## Task statement
Return the records that follow, matching each one exactly.

(Stored data)
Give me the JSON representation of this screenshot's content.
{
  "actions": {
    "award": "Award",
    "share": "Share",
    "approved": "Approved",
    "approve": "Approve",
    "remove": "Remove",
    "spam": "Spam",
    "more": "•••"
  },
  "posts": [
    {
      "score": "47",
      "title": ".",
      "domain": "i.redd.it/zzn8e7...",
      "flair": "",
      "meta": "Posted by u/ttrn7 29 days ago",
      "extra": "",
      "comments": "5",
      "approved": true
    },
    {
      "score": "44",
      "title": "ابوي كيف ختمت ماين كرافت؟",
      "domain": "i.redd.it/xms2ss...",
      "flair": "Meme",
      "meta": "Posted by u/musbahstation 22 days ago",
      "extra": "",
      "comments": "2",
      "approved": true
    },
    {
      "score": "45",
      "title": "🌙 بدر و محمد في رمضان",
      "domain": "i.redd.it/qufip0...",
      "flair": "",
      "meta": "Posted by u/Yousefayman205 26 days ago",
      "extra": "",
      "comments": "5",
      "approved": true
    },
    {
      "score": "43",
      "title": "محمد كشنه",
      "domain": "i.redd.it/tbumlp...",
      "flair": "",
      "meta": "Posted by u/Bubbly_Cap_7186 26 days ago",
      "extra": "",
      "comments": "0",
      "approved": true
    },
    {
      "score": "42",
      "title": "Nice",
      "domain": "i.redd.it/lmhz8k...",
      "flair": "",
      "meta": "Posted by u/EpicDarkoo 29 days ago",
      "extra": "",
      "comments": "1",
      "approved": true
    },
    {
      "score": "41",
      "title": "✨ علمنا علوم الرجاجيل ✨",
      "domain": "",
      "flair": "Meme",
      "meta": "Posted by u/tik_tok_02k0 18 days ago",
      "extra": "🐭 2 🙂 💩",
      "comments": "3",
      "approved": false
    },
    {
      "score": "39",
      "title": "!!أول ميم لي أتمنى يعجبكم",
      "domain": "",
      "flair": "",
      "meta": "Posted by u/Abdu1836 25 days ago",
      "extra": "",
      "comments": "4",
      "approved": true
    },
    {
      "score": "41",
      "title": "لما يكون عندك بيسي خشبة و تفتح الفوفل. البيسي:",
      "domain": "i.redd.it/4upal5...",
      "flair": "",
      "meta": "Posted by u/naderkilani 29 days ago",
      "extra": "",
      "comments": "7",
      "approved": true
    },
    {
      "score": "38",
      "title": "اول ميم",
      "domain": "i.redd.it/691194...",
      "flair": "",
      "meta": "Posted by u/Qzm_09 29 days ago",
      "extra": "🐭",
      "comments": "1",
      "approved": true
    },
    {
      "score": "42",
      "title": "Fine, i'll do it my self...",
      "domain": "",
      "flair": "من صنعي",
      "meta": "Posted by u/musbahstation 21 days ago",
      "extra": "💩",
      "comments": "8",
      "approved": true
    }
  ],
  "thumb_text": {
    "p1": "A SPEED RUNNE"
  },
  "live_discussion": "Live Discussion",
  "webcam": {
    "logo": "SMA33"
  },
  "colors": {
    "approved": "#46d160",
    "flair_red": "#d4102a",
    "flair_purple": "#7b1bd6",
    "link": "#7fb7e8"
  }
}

## Solution below
Give me the JSON representation of this screenshot's content.
{
  "actions": {
    "award": "Award",
    "share": "Share",
    "approved": "Approved",
    "approve": "Approve",
    "remove": "Remove",
    "spam": "Spam",
    "more": "•••"
  },
  "posts": [
    {
      "score": "47",
      "title": ".",
      "domain": "i.redd.it/zzn8e7...",
      "flair": "",
      "meta": "Posted by u/ttrn7 29 days ago",
      "extra": "",
      "comments": "5",
      "approved": true
    },
    {
      "score": "44",
      "title": "ابوي كيف ختمت ماين كرافت؟",
      "domain": "i.redd.it/xms2ss...",
      "flair": "Meme",
      "meta": "Posted by u/musbahstation 22 days ago",
      "extra": "",
      "comments": "2",
      "approved": true
    },
    {
      "score": "45",
      "title": "🌙 بدر و محمد في رمضان",
      "domain": "i.redd.it/qufip0...",
      "flair": "",
      "meta": "Posted by u/Yousefayman205 26 days ago",
      "extra": "",
      "comments": "5",
      "approved": true
    },
    {
      "score": "43",
      "title": "محمد كشنه",
      "domain": "i.redd.it/tbumlp...",
      "flair": "",
      "meta": "Posted by u/Bubbly_Cap_7186 26 days ago",
      "extra": "",
      "comments": "0",
      "approved": true
    },
    {
      "score": "42",
      "title": "Nice",
      "domain": "i.redd.it/lmhz8k...",
      "flair": "",
      "meta": "Posted by u/EpicDarkoo 29 days ago",
      "extra": "",
      "comments": "1",
      "approved": true
    },
    {
      "score": "41",
      "title": "✨ علمنا علوم الرجاجيل ✨",
      "domain": "",
      "flair": "Meme",
      "meta": "Posted by u/tik_tok_02k0 18 days ago",
      "extra": "🐭 2 🙂 💩",
      "comments": "3",
      "approved": false
    },
    {
      "score": "39",
      "title": "!!أول ميم لي أتمنى يعجبكم",
      "domain": "",
      "flair": "",
      "meta": "Posted by u/Abdu1836 25 days ago",
      "extra": "",
      "comments": "4",
      "approved": true
    },
    {
      "score": "41",
      "title": "لما يكون عندك بيسي خشبة و تفتح الفوفل. البيسي:",
      "domain": "i.redd.it/4upal5...",
      "flair": "",
      "meta": "Posted by u/naderkilani 29 days ago",
      "extra": "",
      "comments": "7",
      "approved": true
    },
    {
      "score": "38",
      "title": "اول ميم",
      "domain": "i.redd.it/691194...",
      "flair": "",
      "meta": "Posted by u/Qzm_09 29 days ago",
      "extra": "🐭",
      "comments": "1",
      "approved": true
    },
    {
      "score": "42",
      "title": "Fine, i'll do it my self...",
      "domain": "",
      "flair": "من صنعي",
      "meta": "Posted by u/musbahstation 21 days ago",
      "extra": "💩",
      "comments": "8",
      "approved": true
    }
  ],
  "thumb_text": {
    "p1": "A SPEED RUNNE"
  },
  "live_discussion": "Live Discussion",
  "webcam": {
    "logo": "SMA33"
  },
  "colors": {
    "approved": "#46d160",
    "flair_red": "#d4102a",
    "flair_purple": "#7b1bd6",
    "link": "#7fb7e8"
  }
}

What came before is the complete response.